EXERCISE DESCRIPTION:
Below are records; count the lines that contain "this" and give only the total.

THE INPUT:

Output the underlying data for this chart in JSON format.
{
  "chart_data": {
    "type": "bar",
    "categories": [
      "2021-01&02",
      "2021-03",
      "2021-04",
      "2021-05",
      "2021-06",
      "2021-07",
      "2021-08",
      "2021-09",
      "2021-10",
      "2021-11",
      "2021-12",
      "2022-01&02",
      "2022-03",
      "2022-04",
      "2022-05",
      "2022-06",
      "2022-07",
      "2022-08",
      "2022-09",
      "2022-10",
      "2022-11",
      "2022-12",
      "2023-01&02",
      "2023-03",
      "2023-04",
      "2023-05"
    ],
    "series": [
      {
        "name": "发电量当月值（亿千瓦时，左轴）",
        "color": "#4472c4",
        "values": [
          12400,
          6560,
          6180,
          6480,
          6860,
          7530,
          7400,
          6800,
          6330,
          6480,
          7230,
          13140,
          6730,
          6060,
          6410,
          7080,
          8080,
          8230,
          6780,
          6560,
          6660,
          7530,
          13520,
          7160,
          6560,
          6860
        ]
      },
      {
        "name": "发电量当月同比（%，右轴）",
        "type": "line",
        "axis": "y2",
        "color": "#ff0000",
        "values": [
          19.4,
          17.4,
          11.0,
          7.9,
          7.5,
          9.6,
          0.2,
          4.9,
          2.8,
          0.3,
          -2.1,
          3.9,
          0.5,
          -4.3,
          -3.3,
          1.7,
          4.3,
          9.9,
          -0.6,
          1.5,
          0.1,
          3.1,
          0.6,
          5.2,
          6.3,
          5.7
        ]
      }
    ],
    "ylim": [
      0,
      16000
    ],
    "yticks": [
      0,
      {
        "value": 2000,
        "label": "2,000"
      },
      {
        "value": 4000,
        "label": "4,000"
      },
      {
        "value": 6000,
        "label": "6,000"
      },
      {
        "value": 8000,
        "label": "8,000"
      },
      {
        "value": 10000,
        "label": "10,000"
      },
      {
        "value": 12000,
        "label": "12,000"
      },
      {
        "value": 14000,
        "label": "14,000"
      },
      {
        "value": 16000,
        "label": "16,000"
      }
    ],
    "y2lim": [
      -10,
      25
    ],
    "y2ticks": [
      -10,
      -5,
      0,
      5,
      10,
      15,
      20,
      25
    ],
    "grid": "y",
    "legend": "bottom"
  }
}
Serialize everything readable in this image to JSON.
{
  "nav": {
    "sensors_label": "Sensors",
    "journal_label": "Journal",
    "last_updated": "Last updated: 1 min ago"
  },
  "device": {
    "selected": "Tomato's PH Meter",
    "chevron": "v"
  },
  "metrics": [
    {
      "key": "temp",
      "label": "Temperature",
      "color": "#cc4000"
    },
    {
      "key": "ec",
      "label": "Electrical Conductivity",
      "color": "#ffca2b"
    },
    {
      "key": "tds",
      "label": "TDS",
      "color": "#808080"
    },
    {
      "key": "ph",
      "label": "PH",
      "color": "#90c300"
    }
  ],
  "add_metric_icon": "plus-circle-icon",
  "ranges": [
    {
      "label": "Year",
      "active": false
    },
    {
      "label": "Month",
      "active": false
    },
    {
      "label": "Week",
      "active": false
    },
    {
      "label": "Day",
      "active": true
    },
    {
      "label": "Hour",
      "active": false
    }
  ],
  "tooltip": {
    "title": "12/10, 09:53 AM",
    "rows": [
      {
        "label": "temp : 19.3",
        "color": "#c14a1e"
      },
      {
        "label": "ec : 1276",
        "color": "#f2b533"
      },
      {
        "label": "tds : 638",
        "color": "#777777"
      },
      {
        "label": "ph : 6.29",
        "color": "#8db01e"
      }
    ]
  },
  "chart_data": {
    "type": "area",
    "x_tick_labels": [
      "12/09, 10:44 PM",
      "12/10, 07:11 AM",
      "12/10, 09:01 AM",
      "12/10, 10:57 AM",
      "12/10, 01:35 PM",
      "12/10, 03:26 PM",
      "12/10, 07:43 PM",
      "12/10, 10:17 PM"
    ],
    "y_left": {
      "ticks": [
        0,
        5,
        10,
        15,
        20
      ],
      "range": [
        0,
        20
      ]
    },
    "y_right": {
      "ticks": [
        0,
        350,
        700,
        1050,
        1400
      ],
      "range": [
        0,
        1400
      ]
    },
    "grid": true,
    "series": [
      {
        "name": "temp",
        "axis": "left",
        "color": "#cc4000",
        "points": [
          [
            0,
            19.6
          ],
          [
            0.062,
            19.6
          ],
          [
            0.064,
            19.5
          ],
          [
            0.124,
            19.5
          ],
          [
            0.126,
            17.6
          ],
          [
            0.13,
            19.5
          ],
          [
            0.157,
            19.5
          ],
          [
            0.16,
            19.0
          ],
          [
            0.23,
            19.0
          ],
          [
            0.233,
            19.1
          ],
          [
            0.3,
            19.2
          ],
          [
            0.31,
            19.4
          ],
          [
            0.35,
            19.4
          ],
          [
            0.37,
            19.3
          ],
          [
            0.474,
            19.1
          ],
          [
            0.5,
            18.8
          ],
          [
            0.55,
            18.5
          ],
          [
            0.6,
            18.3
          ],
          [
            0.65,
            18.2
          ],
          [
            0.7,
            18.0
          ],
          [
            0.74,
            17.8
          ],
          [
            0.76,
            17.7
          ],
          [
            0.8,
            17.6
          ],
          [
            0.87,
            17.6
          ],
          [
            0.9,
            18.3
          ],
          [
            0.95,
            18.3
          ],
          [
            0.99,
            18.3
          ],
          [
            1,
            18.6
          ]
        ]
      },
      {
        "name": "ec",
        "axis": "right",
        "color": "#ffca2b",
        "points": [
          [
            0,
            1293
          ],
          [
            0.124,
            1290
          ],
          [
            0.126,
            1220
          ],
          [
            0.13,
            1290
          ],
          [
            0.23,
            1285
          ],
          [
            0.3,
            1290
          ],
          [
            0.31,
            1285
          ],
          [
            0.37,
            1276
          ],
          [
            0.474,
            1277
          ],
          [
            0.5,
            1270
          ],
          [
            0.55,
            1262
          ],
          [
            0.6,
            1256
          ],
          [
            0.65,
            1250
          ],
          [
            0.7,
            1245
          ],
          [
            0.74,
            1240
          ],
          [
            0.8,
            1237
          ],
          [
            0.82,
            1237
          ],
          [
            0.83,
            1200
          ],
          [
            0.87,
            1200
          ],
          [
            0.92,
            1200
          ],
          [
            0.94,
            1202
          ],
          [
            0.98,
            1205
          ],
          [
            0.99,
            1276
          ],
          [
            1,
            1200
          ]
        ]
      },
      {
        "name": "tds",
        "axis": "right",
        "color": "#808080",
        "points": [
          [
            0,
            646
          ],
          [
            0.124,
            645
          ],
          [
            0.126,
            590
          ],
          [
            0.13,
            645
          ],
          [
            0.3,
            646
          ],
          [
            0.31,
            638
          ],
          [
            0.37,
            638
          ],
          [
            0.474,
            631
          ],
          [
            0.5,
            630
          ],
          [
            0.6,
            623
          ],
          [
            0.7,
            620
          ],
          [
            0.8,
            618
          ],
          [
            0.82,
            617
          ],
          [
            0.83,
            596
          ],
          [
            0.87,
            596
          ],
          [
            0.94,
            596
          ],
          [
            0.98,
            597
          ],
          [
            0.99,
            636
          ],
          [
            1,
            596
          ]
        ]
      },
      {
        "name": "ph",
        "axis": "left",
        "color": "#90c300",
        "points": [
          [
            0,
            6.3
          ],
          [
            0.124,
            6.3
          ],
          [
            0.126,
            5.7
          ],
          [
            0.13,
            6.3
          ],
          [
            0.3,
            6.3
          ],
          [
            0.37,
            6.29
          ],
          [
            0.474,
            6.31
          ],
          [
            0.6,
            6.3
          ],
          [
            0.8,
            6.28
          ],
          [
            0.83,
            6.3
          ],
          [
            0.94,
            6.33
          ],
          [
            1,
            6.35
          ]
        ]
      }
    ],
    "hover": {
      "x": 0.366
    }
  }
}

RESPONSE:
2